**BRIEF**
Whenever a line of the data below holds the string "amylase", copy that line.

<<<<

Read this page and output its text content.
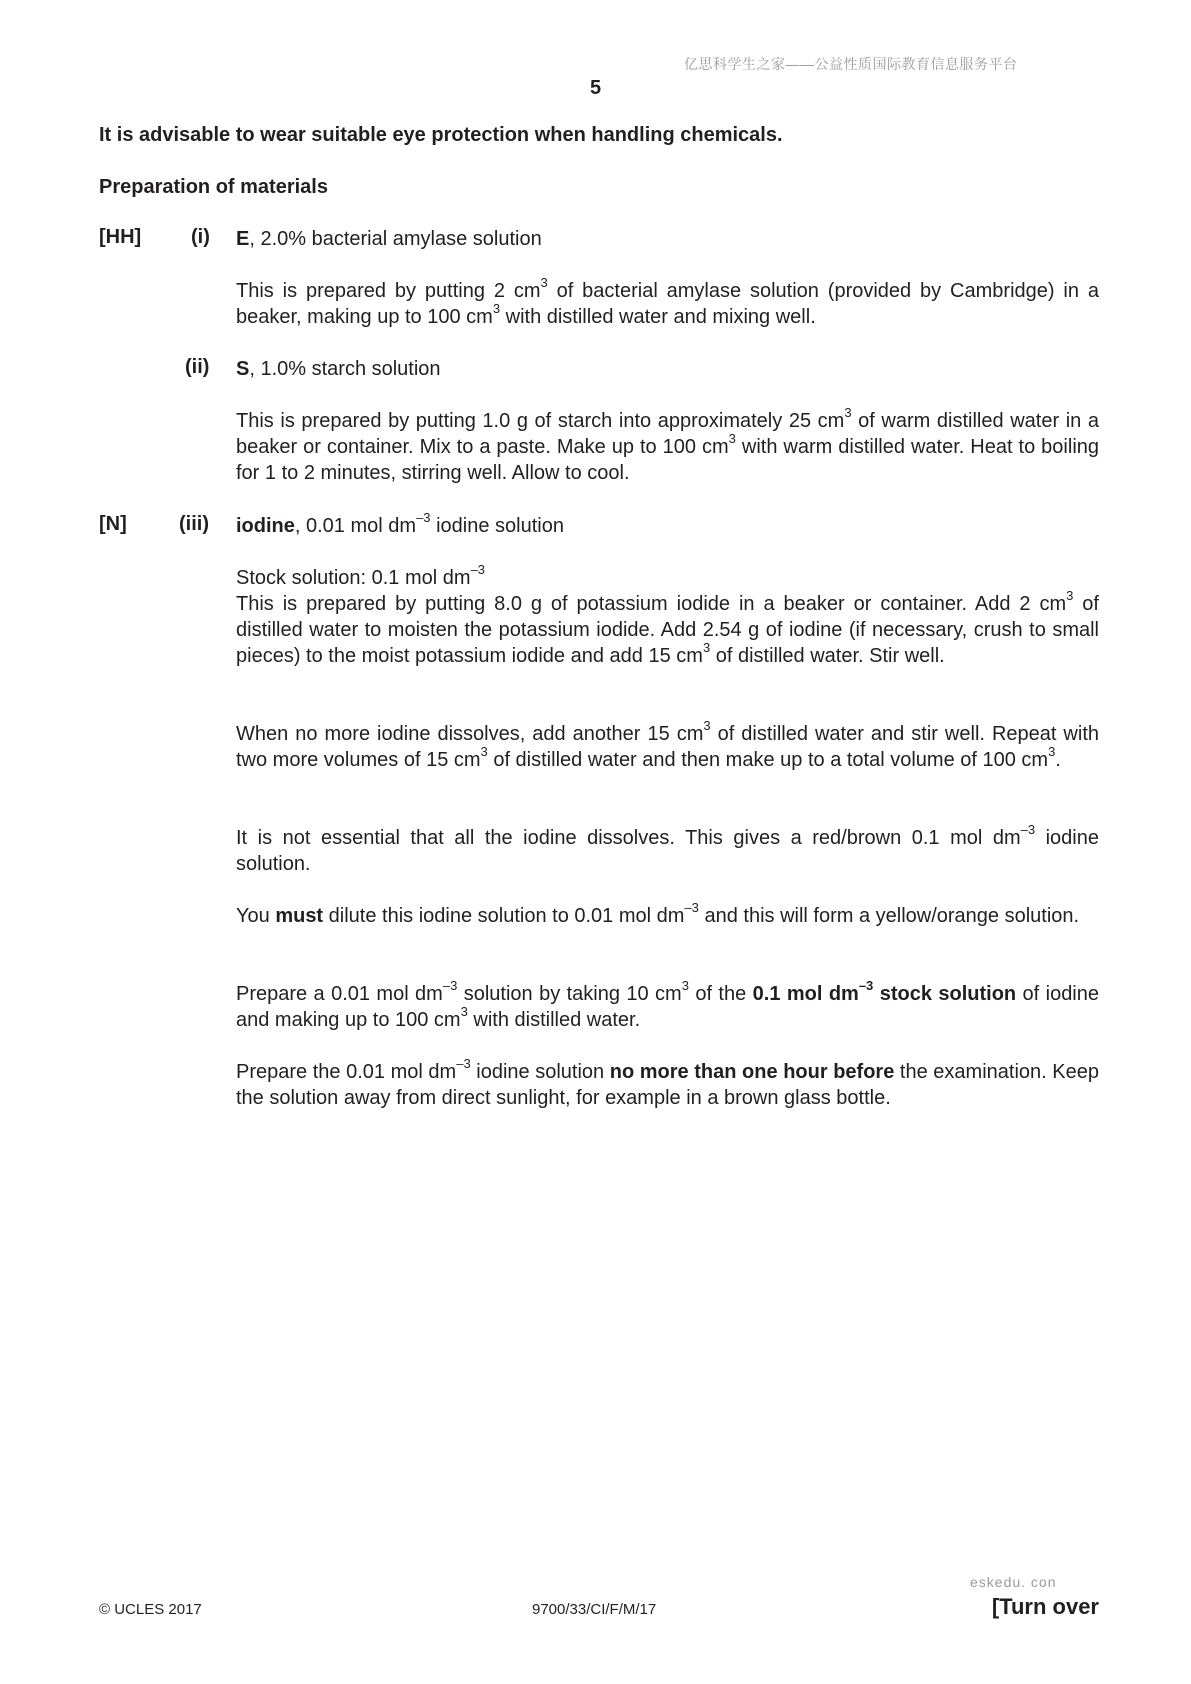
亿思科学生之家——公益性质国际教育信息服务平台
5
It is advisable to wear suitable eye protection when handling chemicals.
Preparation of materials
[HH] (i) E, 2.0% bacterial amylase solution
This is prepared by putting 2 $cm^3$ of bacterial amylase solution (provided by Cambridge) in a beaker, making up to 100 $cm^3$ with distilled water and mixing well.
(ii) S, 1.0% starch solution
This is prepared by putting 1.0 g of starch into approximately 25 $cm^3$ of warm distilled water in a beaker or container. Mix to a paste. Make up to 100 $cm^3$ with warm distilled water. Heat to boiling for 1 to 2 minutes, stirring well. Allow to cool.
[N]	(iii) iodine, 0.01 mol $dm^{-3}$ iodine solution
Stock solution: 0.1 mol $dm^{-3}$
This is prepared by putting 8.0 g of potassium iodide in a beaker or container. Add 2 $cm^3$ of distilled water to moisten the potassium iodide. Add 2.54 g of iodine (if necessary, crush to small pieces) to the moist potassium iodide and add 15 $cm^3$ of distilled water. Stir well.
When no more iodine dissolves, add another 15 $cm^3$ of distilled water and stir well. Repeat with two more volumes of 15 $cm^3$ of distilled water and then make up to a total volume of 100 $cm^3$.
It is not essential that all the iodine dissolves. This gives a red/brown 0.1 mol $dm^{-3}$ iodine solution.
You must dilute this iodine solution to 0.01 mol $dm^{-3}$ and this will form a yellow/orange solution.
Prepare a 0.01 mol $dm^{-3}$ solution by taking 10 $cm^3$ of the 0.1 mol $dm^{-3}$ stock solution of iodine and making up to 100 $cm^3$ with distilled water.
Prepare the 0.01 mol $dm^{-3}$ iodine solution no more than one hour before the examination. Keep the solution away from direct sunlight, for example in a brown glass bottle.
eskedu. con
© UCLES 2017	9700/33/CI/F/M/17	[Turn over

>>>>

**TASK OUTPUT**
[HH] (i) E, 2.0% bacterial amylase solution
This is prepared by putting 2 $cm^3$ of bacterial amylase solution (provided by Cambridge) in a beaker, making up to 100 $cm^3$ with distilled water and mixing well.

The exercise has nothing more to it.